● **TESTO DI PARTENZA**:

········

I nomi e il loro impatto sulla vita

Scegliere un nome per la sua bimba appena nata ha rappresentato una sfida per David, un professore universitario nel sud della California.

Lui e sua moglie hanno avuto una serie di discussioni accese; lui voleva Eloise, lei preferiva Eliza. Prima di lasciare l’ospedale, hanno finalmente optato per Emerson, o Emmy in breve.

“Dovendo crescere una ragazza nella nostra società, io e mia moglie volevamo solo che nostra figlia fosse forte. Volevamo evitare di contribuire a stereotipi di genere, per quanto possibile.” dice David.

Le preoccupazioni di David non erano infondate. Gli studi hanno dimostrato che certi nomi sono stereotipati:

  • Nel 2006, il professore della Northwestern University David Figlio ha comparato migliaia di coppie di sorelle in un distretto scolastico, dove una aveva un nome più femminile e l’altra un nome meno femminile. Ha scoperto che la sorella con il nome più femminile aveva meno probabilità di fare corsi avanzati di matematica e scienze rispetto alla sorella col nome meno femminile, nonostante entrambe fossero nel top 15% dei loro coetanei a livello nazionale per quanto riguarda i risultati matematici conseguiti.

Figlio ha anche scoperto nel 2007 che i ragazzi delle scuole medie con nomi tipicamente femminili – Ashley, Courtney e Shannon – tendevano ad ottenere prestazioni peggiori e ad avere più guai a scuola rispetto ai loro coetanei con nomi tipicamente maschili.

  • James Bruning, professore affidatario di psicologia alla Università dell’Ohio, ha scoperto che alcuni nomi implicano attivismo (cioè che il bambino possa essere percepito come più atletico o energetico), altri passivismo (cioè che il bambino potrebbe essere percepito come più tranquillo e riservato). Bruning ha intervistato 1.400 studenti nel 1971 e circa 500 nel 1998 e ha scoperto che i nomi tradizionali, come ad esempio Michael, tendevano a riscuotere un più alto tasso di attivismo, mentre nomi come Cecil e Percival erano visti come passivi.

Alcuni nomi sono anche apprezzati universalmente, nello studio di Bruning, come Elizabeth, Catherine, Kathleen, James, John e William.

Inoltre Bruning ha scoperto che i bambini della scuola materna tendono ad associare determinati nomi con aggettivi positivi ed altri con aggettivi negativi.

Orgogliosi di avere un nome non comune

Germonique Ulmer, una professionista di pubbliche relazioni di Washington D.C., e suo marito Kwame avevano una lista di nomi, ma nessuno sembrava quello giusto subito dopo la nascita del loro figlio. Infatti il neonato era conosciuto come ‘Baby Ulmer’ fino a quando l’infermiera disse loro che dovevano scegliere un nome per il piccolo.

········

● **Record tratti da un dataset**:
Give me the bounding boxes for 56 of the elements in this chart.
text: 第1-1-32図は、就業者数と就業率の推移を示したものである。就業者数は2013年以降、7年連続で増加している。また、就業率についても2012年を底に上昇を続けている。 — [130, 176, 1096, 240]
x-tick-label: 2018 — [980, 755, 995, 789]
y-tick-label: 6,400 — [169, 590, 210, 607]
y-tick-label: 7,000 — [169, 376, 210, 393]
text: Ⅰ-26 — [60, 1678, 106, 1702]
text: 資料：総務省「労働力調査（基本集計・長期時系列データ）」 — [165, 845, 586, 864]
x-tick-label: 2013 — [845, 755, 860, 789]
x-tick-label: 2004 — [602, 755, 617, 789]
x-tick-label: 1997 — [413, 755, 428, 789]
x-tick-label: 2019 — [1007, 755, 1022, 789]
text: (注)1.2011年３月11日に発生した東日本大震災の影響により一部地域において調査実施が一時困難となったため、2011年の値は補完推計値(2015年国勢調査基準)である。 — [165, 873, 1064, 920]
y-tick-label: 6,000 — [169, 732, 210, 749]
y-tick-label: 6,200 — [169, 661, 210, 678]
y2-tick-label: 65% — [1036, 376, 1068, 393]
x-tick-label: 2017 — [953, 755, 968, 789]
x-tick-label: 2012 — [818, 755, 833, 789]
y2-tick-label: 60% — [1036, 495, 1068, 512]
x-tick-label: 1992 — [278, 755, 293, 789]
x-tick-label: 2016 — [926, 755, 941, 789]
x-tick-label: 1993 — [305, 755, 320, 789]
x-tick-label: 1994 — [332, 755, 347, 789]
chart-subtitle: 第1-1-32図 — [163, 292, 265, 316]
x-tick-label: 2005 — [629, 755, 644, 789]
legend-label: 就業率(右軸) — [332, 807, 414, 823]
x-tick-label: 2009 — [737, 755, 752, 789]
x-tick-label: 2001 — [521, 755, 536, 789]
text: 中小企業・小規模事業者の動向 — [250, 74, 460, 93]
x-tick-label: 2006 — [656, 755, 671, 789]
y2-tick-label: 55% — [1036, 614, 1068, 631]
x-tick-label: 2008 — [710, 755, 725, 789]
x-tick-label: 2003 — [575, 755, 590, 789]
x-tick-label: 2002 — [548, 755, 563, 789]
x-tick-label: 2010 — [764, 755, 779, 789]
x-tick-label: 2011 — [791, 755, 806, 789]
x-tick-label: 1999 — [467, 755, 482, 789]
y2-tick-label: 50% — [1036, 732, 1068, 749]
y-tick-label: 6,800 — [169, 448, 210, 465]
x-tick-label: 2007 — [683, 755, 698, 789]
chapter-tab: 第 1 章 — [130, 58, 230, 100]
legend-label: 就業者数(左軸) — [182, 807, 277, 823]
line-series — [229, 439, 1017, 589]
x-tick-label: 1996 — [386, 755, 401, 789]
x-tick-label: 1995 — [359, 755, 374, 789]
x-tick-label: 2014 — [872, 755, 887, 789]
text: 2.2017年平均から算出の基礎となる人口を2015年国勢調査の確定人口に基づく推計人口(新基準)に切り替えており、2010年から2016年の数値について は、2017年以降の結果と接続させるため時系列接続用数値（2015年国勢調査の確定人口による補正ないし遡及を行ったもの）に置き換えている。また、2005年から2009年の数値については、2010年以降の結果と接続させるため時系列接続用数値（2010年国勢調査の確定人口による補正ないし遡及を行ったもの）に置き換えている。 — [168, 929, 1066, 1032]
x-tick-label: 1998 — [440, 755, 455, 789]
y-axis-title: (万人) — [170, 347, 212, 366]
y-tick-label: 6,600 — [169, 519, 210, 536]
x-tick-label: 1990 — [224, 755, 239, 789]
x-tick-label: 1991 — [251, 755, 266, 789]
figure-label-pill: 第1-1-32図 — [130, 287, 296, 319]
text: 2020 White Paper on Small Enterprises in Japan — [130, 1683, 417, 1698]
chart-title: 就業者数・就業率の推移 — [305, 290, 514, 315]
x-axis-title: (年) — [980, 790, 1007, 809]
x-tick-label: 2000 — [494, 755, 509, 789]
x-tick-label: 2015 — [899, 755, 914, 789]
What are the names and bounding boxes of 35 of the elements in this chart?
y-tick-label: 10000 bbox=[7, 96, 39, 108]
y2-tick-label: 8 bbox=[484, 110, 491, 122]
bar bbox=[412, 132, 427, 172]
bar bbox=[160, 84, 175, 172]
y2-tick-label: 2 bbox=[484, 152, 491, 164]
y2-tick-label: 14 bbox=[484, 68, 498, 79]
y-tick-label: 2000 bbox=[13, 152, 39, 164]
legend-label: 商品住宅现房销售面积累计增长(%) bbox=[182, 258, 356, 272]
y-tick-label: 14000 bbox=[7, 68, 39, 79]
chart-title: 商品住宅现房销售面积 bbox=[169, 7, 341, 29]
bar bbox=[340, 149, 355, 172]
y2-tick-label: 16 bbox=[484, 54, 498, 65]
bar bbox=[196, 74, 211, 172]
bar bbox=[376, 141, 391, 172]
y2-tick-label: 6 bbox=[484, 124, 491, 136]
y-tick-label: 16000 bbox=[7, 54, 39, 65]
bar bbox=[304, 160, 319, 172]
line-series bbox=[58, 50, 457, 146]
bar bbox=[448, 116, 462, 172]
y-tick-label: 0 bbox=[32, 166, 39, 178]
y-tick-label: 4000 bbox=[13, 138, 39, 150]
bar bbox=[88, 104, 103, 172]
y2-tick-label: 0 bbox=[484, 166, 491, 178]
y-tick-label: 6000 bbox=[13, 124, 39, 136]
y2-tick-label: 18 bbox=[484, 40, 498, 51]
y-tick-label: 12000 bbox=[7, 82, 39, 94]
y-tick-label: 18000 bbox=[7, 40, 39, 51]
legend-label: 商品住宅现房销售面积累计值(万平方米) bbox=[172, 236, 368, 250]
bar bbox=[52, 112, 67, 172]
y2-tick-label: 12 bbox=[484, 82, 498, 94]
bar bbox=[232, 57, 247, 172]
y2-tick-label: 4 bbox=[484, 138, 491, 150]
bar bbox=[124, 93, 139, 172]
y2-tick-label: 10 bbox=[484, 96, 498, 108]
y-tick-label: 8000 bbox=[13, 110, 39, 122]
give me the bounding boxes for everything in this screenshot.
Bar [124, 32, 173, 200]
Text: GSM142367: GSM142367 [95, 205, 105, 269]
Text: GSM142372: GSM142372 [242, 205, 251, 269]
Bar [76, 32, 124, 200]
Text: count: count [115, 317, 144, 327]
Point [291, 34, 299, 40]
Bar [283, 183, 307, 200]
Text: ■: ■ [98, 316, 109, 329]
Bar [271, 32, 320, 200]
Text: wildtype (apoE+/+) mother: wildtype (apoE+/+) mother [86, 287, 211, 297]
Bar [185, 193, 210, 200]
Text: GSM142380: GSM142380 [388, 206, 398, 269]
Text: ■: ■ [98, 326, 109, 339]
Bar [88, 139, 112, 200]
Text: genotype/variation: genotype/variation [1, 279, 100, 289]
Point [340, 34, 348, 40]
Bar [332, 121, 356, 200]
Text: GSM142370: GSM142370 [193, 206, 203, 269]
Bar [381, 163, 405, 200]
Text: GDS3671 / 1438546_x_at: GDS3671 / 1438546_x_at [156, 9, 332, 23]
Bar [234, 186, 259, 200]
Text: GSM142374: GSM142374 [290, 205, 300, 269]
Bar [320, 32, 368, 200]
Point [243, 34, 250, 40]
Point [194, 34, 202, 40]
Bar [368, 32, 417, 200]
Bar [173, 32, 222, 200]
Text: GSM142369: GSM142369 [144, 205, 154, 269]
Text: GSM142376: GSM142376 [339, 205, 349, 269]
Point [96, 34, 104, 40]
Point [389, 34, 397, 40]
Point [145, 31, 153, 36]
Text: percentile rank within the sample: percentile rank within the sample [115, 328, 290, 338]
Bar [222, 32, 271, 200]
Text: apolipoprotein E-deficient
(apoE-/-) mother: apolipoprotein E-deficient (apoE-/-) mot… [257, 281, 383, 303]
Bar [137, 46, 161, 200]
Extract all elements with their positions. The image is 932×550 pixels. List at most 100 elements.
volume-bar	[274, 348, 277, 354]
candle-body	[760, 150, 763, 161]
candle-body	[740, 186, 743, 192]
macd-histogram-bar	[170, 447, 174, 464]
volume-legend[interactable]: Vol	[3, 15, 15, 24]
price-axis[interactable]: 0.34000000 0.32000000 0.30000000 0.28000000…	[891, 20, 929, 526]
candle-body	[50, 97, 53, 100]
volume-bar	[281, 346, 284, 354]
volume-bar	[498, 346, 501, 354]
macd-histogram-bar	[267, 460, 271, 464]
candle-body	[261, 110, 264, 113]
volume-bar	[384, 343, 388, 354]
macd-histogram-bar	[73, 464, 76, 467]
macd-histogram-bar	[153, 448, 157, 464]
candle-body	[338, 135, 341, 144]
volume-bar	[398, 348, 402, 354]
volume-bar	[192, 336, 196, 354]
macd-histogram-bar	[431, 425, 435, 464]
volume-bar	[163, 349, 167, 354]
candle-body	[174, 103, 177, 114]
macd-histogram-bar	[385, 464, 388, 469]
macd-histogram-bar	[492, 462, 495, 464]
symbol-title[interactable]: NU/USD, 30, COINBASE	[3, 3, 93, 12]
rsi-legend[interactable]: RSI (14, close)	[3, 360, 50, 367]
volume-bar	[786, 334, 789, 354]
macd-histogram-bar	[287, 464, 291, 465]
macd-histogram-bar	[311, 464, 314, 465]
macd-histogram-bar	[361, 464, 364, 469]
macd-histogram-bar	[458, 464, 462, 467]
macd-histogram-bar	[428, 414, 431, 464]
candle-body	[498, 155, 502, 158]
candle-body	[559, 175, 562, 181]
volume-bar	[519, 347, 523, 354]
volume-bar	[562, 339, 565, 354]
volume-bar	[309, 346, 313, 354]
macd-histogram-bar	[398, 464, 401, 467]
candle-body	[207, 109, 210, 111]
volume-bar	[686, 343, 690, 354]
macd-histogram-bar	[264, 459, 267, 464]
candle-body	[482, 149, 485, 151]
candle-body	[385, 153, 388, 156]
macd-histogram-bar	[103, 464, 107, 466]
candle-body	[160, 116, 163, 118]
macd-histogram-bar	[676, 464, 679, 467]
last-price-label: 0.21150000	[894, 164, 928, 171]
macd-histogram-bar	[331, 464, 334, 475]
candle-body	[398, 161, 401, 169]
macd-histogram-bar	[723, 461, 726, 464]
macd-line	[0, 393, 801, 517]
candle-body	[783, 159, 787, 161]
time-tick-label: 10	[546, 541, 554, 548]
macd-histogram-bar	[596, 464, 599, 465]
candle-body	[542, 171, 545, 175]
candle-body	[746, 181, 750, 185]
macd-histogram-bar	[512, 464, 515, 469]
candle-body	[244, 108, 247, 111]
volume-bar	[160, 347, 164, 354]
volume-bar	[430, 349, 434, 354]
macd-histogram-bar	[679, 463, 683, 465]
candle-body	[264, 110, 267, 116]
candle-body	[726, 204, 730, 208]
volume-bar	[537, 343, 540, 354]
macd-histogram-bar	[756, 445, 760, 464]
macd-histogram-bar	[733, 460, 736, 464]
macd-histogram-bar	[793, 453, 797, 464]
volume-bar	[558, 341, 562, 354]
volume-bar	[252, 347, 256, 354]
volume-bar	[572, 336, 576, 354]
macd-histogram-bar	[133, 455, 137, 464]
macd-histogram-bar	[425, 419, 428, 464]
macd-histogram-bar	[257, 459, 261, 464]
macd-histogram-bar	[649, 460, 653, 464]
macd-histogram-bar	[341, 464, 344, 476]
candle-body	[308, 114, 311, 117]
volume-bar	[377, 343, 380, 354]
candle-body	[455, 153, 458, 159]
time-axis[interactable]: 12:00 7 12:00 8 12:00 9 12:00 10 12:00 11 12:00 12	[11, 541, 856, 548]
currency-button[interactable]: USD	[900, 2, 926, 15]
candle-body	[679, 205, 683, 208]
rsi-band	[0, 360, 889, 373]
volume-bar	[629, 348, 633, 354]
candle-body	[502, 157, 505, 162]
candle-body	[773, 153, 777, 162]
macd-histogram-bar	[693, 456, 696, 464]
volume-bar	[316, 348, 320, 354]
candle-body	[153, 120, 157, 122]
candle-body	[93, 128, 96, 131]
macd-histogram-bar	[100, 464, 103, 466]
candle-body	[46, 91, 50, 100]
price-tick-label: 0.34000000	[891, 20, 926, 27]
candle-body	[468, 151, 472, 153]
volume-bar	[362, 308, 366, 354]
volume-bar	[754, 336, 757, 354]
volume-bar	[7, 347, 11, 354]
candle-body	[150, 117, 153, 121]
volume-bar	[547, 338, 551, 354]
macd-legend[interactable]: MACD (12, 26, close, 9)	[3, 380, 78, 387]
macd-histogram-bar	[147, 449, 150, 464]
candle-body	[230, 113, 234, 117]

········

● **COMPITO DA SVOLGERE A**:
Rispondi alle domande sul testo dedicato ai nomi:
(i) Quale nome hanno scelto infine David e sua moglie per la figlia?
(ii) Quanti studenti ha intervistato Bruning nel 1971?
(iii) In quale città lavora Germonique Ulmer?
● **COMPITO DA SVOLGERE B**: Trascrivi alla lettera il brano del testo sui nomi, da "Germonique Ulmer, una" giù fino a "per il piccolo.".
I dati sono materiale a parte, distinto dal testo.

● **RISULTATO DELL'ESERCIZIO A**:
(i) Emerson, o Emmy in breve.
(ii) 1.400 studenti.
(iii) A Washington D.C.

● **RISULTATO DELL'ESERCIZIO B**:
Germonique Ulmer, una professionista di pubbliche relazioni di Washington D.C., e suo marito Kwame avevano una lista di nomi, ma nessuno sembrava quello giusto subito dopo la nascita del loro figlio. Infatti il neonato era conosciuto come ‘Baby Ulmer’ fino a quando l’infermiera disse loro che dovevano scegliere un nome per il piccolo.